TASK DETAILS> Copy the listing below word for word, omitting the pictures.

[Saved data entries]
# # # #
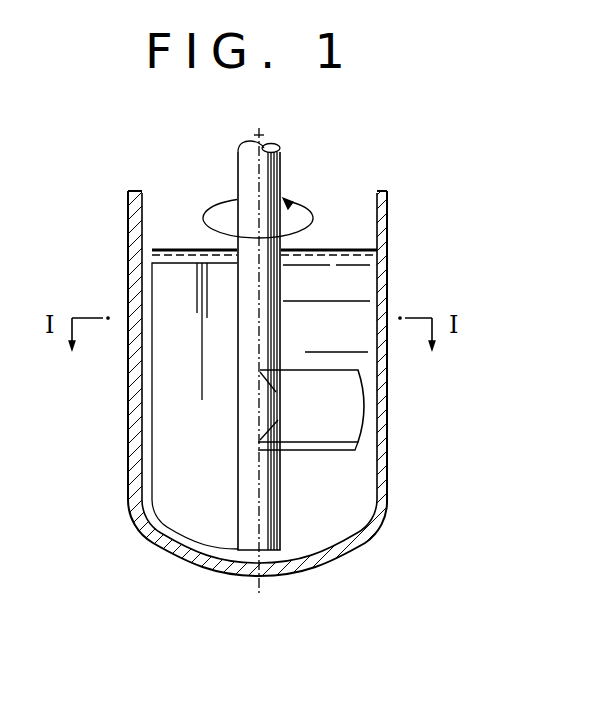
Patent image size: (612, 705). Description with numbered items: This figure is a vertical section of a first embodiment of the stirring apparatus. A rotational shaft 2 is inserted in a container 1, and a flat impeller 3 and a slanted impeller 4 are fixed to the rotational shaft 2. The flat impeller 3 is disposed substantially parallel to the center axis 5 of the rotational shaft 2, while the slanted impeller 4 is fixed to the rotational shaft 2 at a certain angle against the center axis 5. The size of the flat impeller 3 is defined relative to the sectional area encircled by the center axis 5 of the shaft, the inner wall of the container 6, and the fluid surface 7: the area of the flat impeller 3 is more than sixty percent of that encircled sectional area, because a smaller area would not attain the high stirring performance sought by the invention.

The container 1 is at (388, 204).
The rotational shaft 2 is at (282, 167).
The flat impeller 3 is at (165, 480).
The slanted impeller 4 is at (358, 410).
The center axis 5 is at (267, 139).
The inner wall of the container 6 is at (136, 432).
The fluid surface 7 is at (158, 250).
# # # #
RESPONSE>
Patent image size: (612, 705). Description with numbered items: This figure is a vertical section of a first embodiment of the stirring apparatus. A rotational shaft 2 is inserted in a container 1, and a flat impeller 3 and a slanted impeller 4 are fixed to the rotational shaft 2. The flat impeller 3 is disposed substantially parallel to the center axis 5 of the rotational shaft 2, while the slanted impeller 4 is fixed to the rotational shaft 2 at a certain angle against the center axis 5. The size of the flat impeller 3 is defined relative to the sectional area encircled by the center axis 5 of the shaft, the inner wall of the container 6, and the fluid surface 7: the area of the flat impeller 3 is more than sixty percent of that encircled sectional area, because a smaller area would not attain the high stirring performance sought by the invention.

The container 1 is at (388, 204).
The rotational shaft 2 is at (282, 167).
The flat impeller 3 is at (165, 480).
The slanted impeller 4 is at (358, 410).
The center axis 5 is at (267, 139).
The inner wall of the container 6 is at (136, 432).
The fluid surface 7 is at (158, 250).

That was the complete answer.